### Given instruction
Reproduce the data below in full and exclude every picture.

(Data items)
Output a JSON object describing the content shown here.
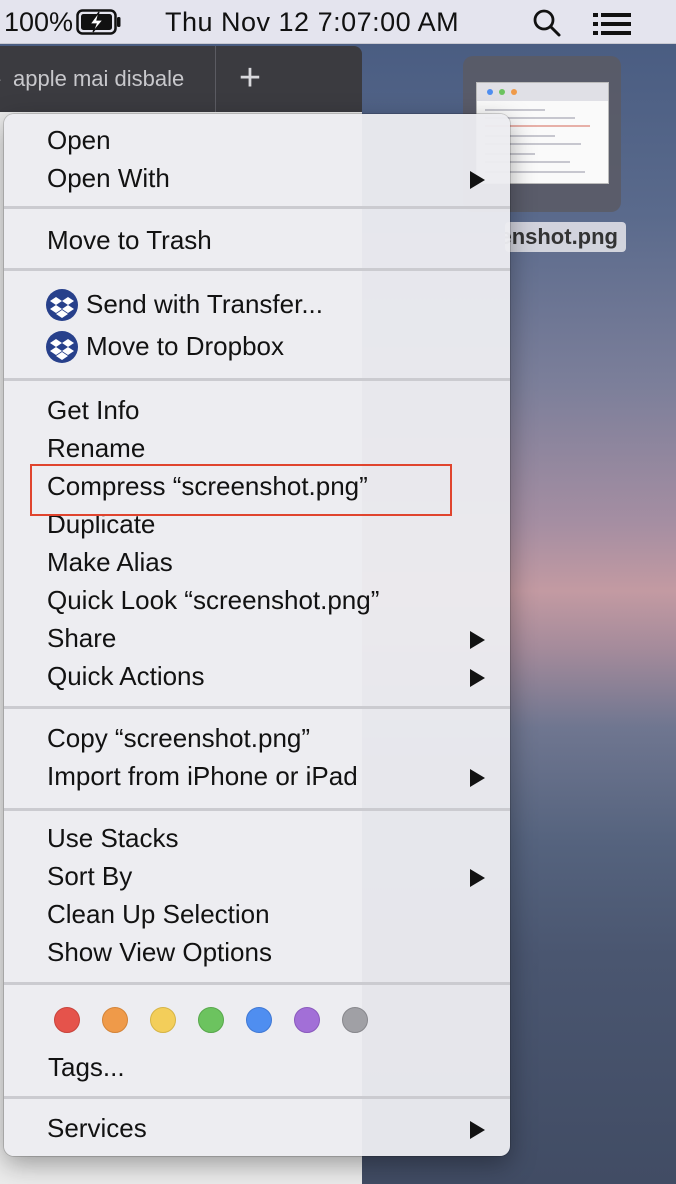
{
  "menubar": {
    "battery_percent": "100%",
    "battery_icon": "battery-charging-icon",
    "clock": "Thu Nov 12  7:07:00 AM",
    "spotlight_icon": "search-icon",
    "control_icon": "list-icon"
  },
  "finder": {
    "tab_label": "apple mai disbale",
    "new_tab": "+"
  },
  "desktop": {
    "file_label": "screenshot.png",
    "file_label_visible": "enshot.png"
  },
  "menu": {
    "open": "Open",
    "open_with": "Open With",
    "move_to_trash": "Move to Trash",
    "send_with_transfer": "Send with Transfer...",
    "move_to_dropbox": "Move to Dropbox",
    "get_info": "Get Info",
    "rename": "Rename",
    "compress": "Compress “screenshot.png”",
    "duplicate": "Duplicate",
    "make_alias": "Make Alias",
    "quick_look": "Quick Look “screenshot.png”",
    "share": "Share",
    "quick_actions": "Quick Actions",
    "copy": "Copy “screenshot.png”",
    "import_from_iphone": "Import from iPhone or iPad",
    "use_stacks": "Use Stacks",
    "sort_by": "Sort By",
    "clean_up_selection": "Clean Up Selection",
    "show_view_options": "Show View Options",
    "tags": "Tags...",
    "services": "Services"
  },
  "tag_colors": {
    "red": "#e5534b",
    "orange": "#ef9a49",
    "yellow": "#f3ce5a",
    "green": "#6cc35f",
    "blue": "#4f8ef0",
    "purple": "#a26fd7",
    "gray": "#a0a0a5"
  },
  "highlight_color": "#e0442e"
}
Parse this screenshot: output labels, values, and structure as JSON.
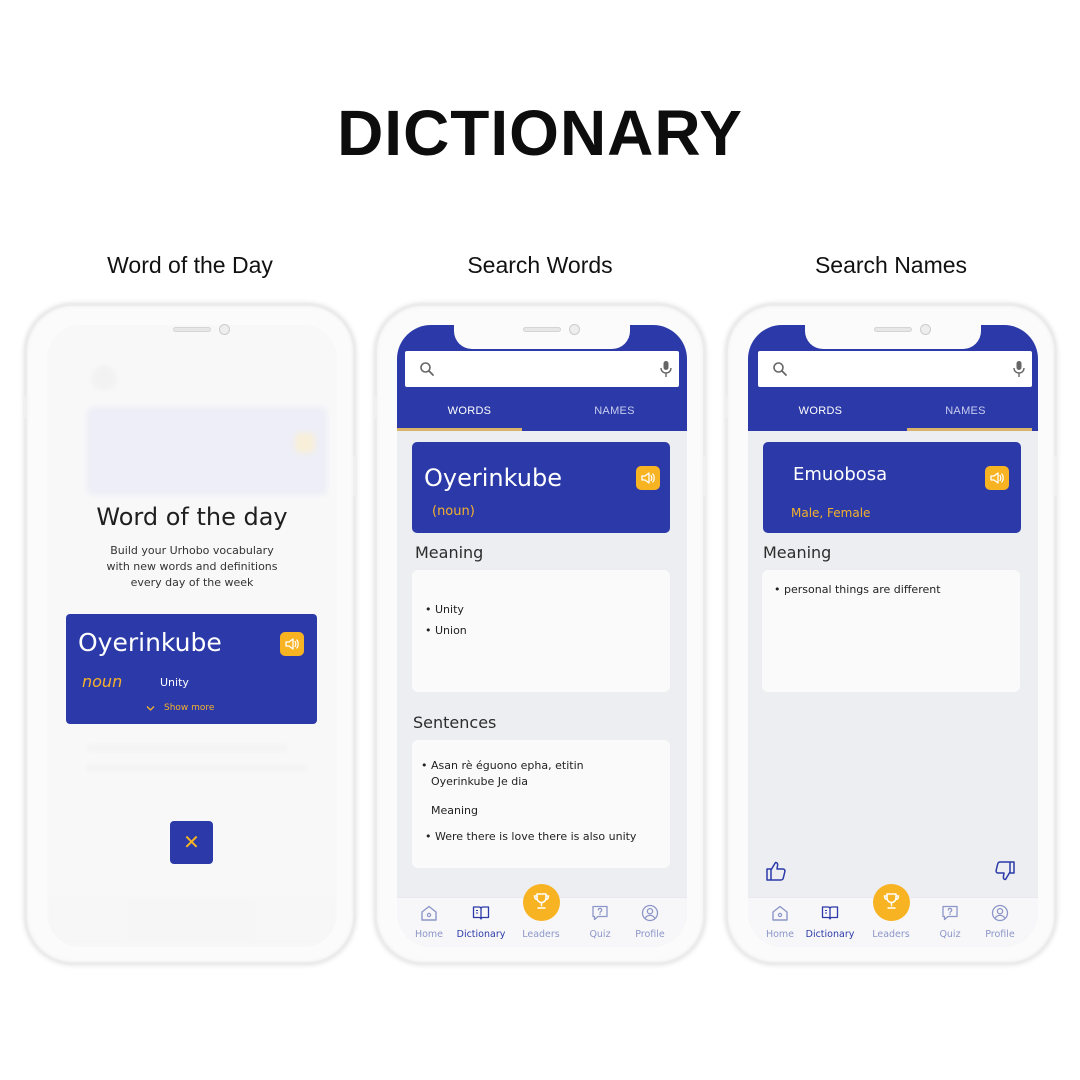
{
  "title": "DICTIONARY",
  "captions": [
    "Word of the Day",
    "Search Words",
    "Search Names"
  ],
  "word_of_day": {
    "heading": "Word of the day",
    "description": "Build your Urhobo vocabulary with new words and definitions every day of the week",
    "word": "Oyerinkube",
    "pos": "noun",
    "meaning": "Unity",
    "show_more": "Show more",
    "close_symbol": "✕"
  },
  "search_words": {
    "tabs": [
      "WORDS",
      "NAMES"
    ],
    "word": "Oyerinkube",
    "pos": "(noun)",
    "meaning_title": "Meaning",
    "meanings": [
      "Unity",
      "Union"
    ],
    "sentences_title": "Sentences",
    "sentence_line1": "Asan rè éguono epha, etitin",
    "sentence_line2": "Oyerinkube Je dia",
    "sentence_meaning_label": "Meaning",
    "sentence_meaning": "Were there is love there is also unity"
  },
  "search_names": {
    "tabs": [
      "WORDS",
      "NAMES"
    ],
    "name": "Emuobosa",
    "gender": "Male, Female",
    "meaning_title": "Meaning",
    "meanings": [
      "personal things are different"
    ]
  },
  "nav": [
    "Home",
    "Dictionary",
    "Leaders",
    "Quiz",
    "Profile"
  ],
  "colors": {
    "primary": "#2b3aa8",
    "accent": "#f8b323",
    "tab_underline": "#d9b46a"
  }
}
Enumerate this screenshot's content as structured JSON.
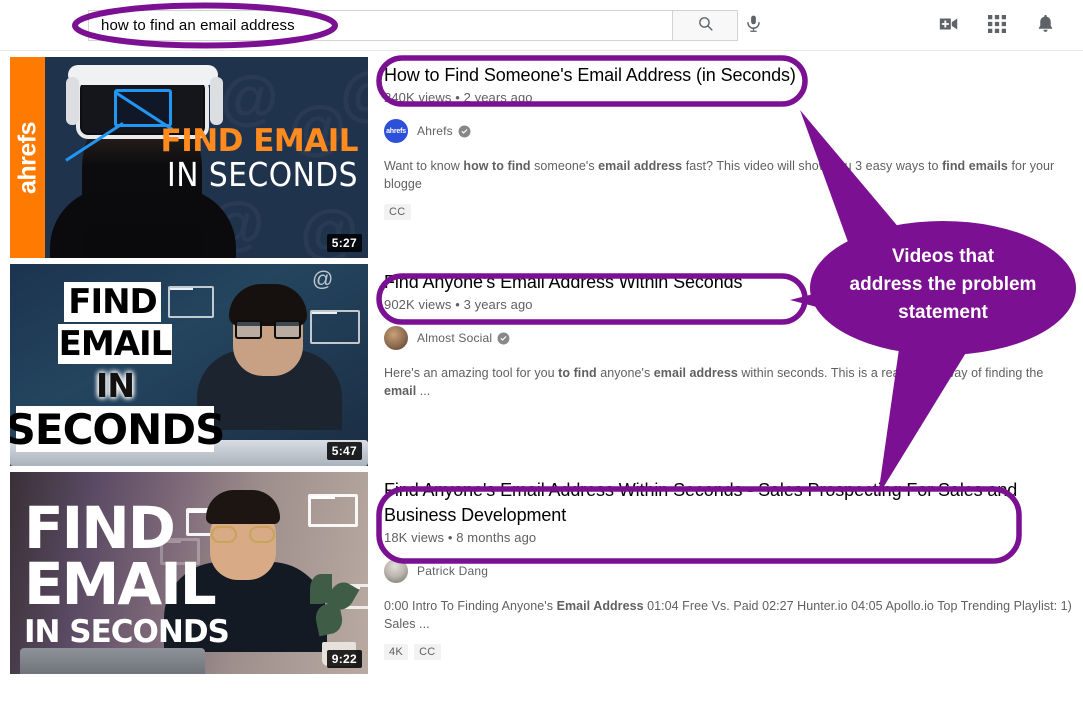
{
  "theme": {
    "annotation_purple": "#7B1192",
    "text_primary": "#030303",
    "text_secondary": "#606060",
    "page_bg": "#FFFFFF"
  },
  "header": {
    "search": {
      "value": "how to find an email address",
      "placeholder": "Search",
      "search_button_icon": "search-icon",
      "mic_button_icon": "microphone-icon"
    },
    "icons": [
      {
        "name": "create-video-icon",
        "label": "Create"
      },
      {
        "name": "apps-grid-icon",
        "label": "YouTube apps"
      },
      {
        "name": "notifications-bell-icon",
        "label": "Notifications"
      }
    ]
  },
  "results": [
    {
      "title": "How to Find Someone's Email Address (in Seconds)",
      "views": "240K views",
      "age": "2 years ago",
      "separator": "•",
      "channel": "Ahrefs",
      "verified": true,
      "avatar_text": "ahrefs",
      "avatar_color": "#2D50D8",
      "duration": "5:27",
      "description_parts": [
        {
          "t": "Want to know ",
          "b": false
        },
        {
          "t": "how to find",
          "b": true
        },
        {
          "t": " someone's ",
          "b": false
        },
        {
          "t": "email address",
          "b": true
        },
        {
          "t": " fast? This video will show you 3 easy ways to ",
          "b": false
        },
        {
          "t": "find emails",
          "b": true
        },
        {
          "t": " for your blogge",
          "b": false
        }
      ],
      "badges": [
        "CC"
      ],
      "thumbnail": {
        "brand": "ahrefs",
        "headline_line1": "FIND EMAIL",
        "headline_line2": "IN SECONDS"
      }
    },
    {
      "title": "Find Anyone's Email Address Within Seconds",
      "views": "902K views",
      "age": "3 years ago",
      "separator": "•",
      "channel": "Almost Social",
      "verified": true,
      "avatar_text": "",
      "avatar_color": "#8B7F6E",
      "duration": "5:47",
      "description_parts": [
        {
          "t": "Here's an amazing tool for you ",
          "b": false
        },
        {
          "t": "to find",
          "b": true
        },
        {
          "t": " anyone's ",
          "b": false
        },
        {
          "t": "email address",
          "b": true
        },
        {
          "t": " within seconds. This is a really easy way of finding the ",
          "b": false
        },
        {
          "t": "email",
          "b": true
        },
        {
          "t": " ...",
          "b": false
        }
      ],
      "badges": [],
      "thumbnail": {
        "headline_line1": "FIND",
        "headline_line2": "EMAIL",
        "headline_line3": "IN",
        "headline_line4": "SECONDS"
      }
    },
    {
      "title": "Find Anyone's Email Address Within Seconds - Sales Prospecting For Sales and Business Development",
      "views": "18K views",
      "age": "8 months ago",
      "separator": "•",
      "channel": "Patrick Dang",
      "verified": false,
      "avatar_text": "",
      "avatar_color": "#9aa0a6",
      "duration": "9:22",
      "description_parts": [
        {
          "t": "0:00 Intro To Finding Anyone's ",
          "b": false
        },
        {
          "t": "Email Address",
          "b": true
        },
        {
          "t": " 01:04 Free Vs. Paid 02:27 Hunter.io 04:05 Apollo.io Top Trending Playlist: 1) Sales ...",
          "b": false
        }
      ],
      "badges": [
        "4K",
        "CC"
      ],
      "thumbnail": {
        "headline_line1": "FIND",
        "headline_line2": "EMAIL",
        "headline_line3": "IN SECONDS"
      }
    }
  ],
  "annotations": {
    "callout_text_lines": [
      "Videos that",
      "address the problem",
      "statement"
    ],
    "callout_text": "Videos that address the problem statement",
    "highlighted_search_box": true,
    "highlighted_title_count": 3
  }
}
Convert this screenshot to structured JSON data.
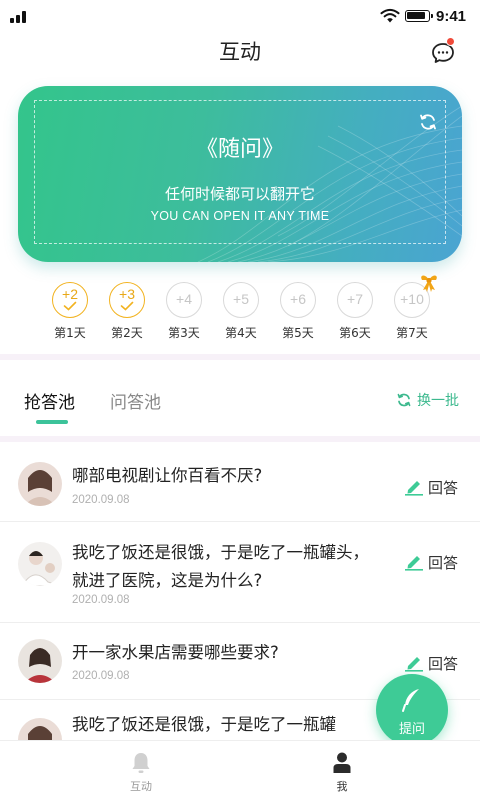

### Result of this task
Output a JSON object describing the content shown here.
{
  "menubar": {
    "battery_percent": "100%",
    "battery_icon": "battery-charging-icon",
    "clock": "Thu Nov 12  7:07:00 AM",
    "spotlight_icon": "search-icon",
    "control_icon": "list-icon"
  },
  "finder": {
    "tab_label": "apple mai disbale",
    "new_tab": "+"
  },
  "desktop": {
    "file_label": "screenshot.png",
    "file_label_visible": "enshot.png"
  },
  "menu": {
    "open": "Open",
    "open_with": "Open With",
    "move_to_trash": "Move to Trash",
    "send_with_transfer": "Send with Transfer...",
    "move_to_dropbox": "Move to Dropbox",
    "get_info": "Get Info",
    "rename": "Rename",
    "compress": "Compress “screenshot.png”",
    "duplicate": "Duplicate",
    "make_alias": "Make Alias",
    "quick_look": "Quick Look “screenshot.png”",
    "share": "Share",
    "quick_actions": "Quick Actions",
    "copy": "Copy “screenshot.png”",
    "import_from_iphone": "Import from iPhone or iPad",
    "use_stacks": "Use Stacks",
    "sort_by": "Sort By",
    "clean_up_selection": "Clean Up Selection",
    "show_view_options": "Show View Options",
    "tags": "Tags...",
    "services": "Services"
  },
  "tag_colors": {
    "red": "#e5534b",
    "orange": "#ef9a49",
    "yellow": "#f3ce5a",
    "green": "#6cc35f",
    "blue": "#4f8ef0",
    "purple": "#a26fd7",
    "gray": "#a0a0a5"
  },
  "highlight_color": "#e0442e"
}
Parse this screenshot: output labels, values, and structure as JSON.
{
  "title": "DICTIONARY",
  "captions": [
    "Word of the Day",
    "Search Words",
    "Search Names"
  ],
  "word_of_day": {
    "heading": "Word of the day",
    "description": "Build your Urhobo vocabulary with new words and definitions every day of the week",
    "word": "Oyerinkube",
    "pos": "noun",
    "meaning": "Unity",
    "show_more": "Show more",
    "close_symbol": "✕"
  },
  "search_words": {
    "tabs": [
      "WORDS",
      "NAMES"
    ],
    "word": "Oyerinkube",
    "pos": "(noun)",
    "meaning_title": "Meaning",
    "meanings": [
      "Unity",
      "Union"
    ],
    "sentences_title": "Sentences",
    "sentence_line1": "Asan rè éguono epha, etitin",
    "sentence_line2": "Oyerinkube Je dia",
    "sentence_meaning_label": "Meaning",
    "sentence_meaning": "Were there is love there is also unity"
  },
  "search_names": {
    "tabs": [
      "WORDS",
      "NAMES"
    ],
    "name": "Emuobosa",
    "gender": "Male, Female",
    "meaning_title": "Meaning",
    "meanings": [
      "personal things are different"
    ]
  },
  "nav": [
    "Home",
    "Dictionary",
    "Leaders",
    "Quiz",
    "Profile"
  ],
  "colors": {
    "primary": "#2b3aa8",
    "accent": "#f8b323",
    "tab_underline": "#d9b46a"
  }
}
Enumerate this screenshot's content as structured JSON.
{
  "theme": {
    "annotation_purple": "#7B1192",
    "text_primary": "#030303",
    "text_secondary": "#606060",
    "page_bg": "#FFFFFF"
  },
  "header": {
    "search": {
      "value": "how to find an email address",
      "placeholder": "Search",
      "search_button_icon": "search-icon",
      "mic_button_icon": "microphone-icon"
    },
    "icons": [
      {
        "name": "create-video-icon",
        "label": "Create"
      },
      {
        "name": "apps-grid-icon",
        "label": "YouTube apps"
      },
      {
        "name": "notifications-bell-icon",
        "label": "Notifications"
      }
    ]
  },
  "results": [
    {
      "title": "How to Find Someone's Email Address (in Seconds)",
      "views": "240K views",
      "age": "2 years ago",
      "separator": "•",
      "channel": "Ahrefs",
      "verified": true,
      "avatar_text": "ahrefs",
      "avatar_color": "#2D50D8",
      "duration": "5:27",
      "description_parts": [
        {
          "t": "Want to know ",
          "b": false
        },
        {
          "t": "how to find",
          "b": true
        },
        {
          "t": " someone's ",
          "b": false
        },
        {
          "t": "email address",
          "b": true
        },
        {
          "t": " fast? This video will show you 3 easy ways to ",
          "b": false
        },
        {
          "t": "find emails",
          "b": true
        },
        {
          "t": " for your blogge",
          "b": false
        }
      ],
      "badges": [
        "CC"
      ],
      "thumbnail": {
        "brand": "ahrefs",
        "headline_line1": "FIND EMAIL",
        "headline_line2": "IN SECONDS"
      }
    },
    {
      "title": "Find Anyone's Email Address Within Seconds",
      "views": "902K views",
      "age": "3 years ago",
      "separator": "•",
      "channel": "Almost Social",
      "verified": true,
      "avatar_text": "",
      "avatar_color": "#8B7F6E",
      "duration": "5:47",
      "description_parts": [
        {
          "t": "Here's an amazing tool for you ",
          "b": false
        },
        {
          "t": "to find",
          "b": true
        },
        {
          "t": " anyone's ",
          "b": false
        },
        {
          "t": "email address",
          "b": true
        },
        {
          "t": " within seconds. This is a really easy way of finding the ",
          "b": false
        },
        {
          "t": "email",
          "b": true
        },
        {
          "t": " ...",
          "b": false
        }
      ],
      "badges": [],
      "thumbnail": {
        "headline_line1": "FIND",
        "headline_line2": "EMAIL",
        "headline_line3": "IN",
        "headline_line4": "SECONDS"
      }
    },
    {
      "title": "Find Anyone's Email Address Within Seconds - Sales Prospecting For Sales and Business Development",
      "views": "18K views",
      "age": "8 months ago",
      "separator": "•",
      "channel": "Patrick Dang",
      "verified": false,
      "avatar_text": "",
      "avatar_color": "#9aa0a6",
      "duration": "9:22",
      "description_parts": [
        {
          "t": "0:00 Intro To Finding Anyone's ",
          "b": false
        },
        {
          "t": "Email Address",
          "b": true
        },
        {
          "t": " 01:04 Free Vs. Paid 02:27 Hunter.io 04:05 Apollo.io Top Trending Playlist: 1) Sales ...",
          "b": false
        }
      ],
      "badges": [
        "4K",
        "CC"
      ],
      "thumbnail": {
        "headline_line1": "FIND",
        "headline_line2": "EMAIL",
        "headline_line3": "IN SECONDS"
      }
    }
  ],
  "annotations": {
    "callout_text_lines": [
      "Videos that",
      "address the problem",
      "statement"
    ],
    "callout_text": "Videos that address the problem statement",
    "highlighted_search_box": true,
    "highlighted_title_count": 3
  }
}
Convert this screenshot to structured JSON data.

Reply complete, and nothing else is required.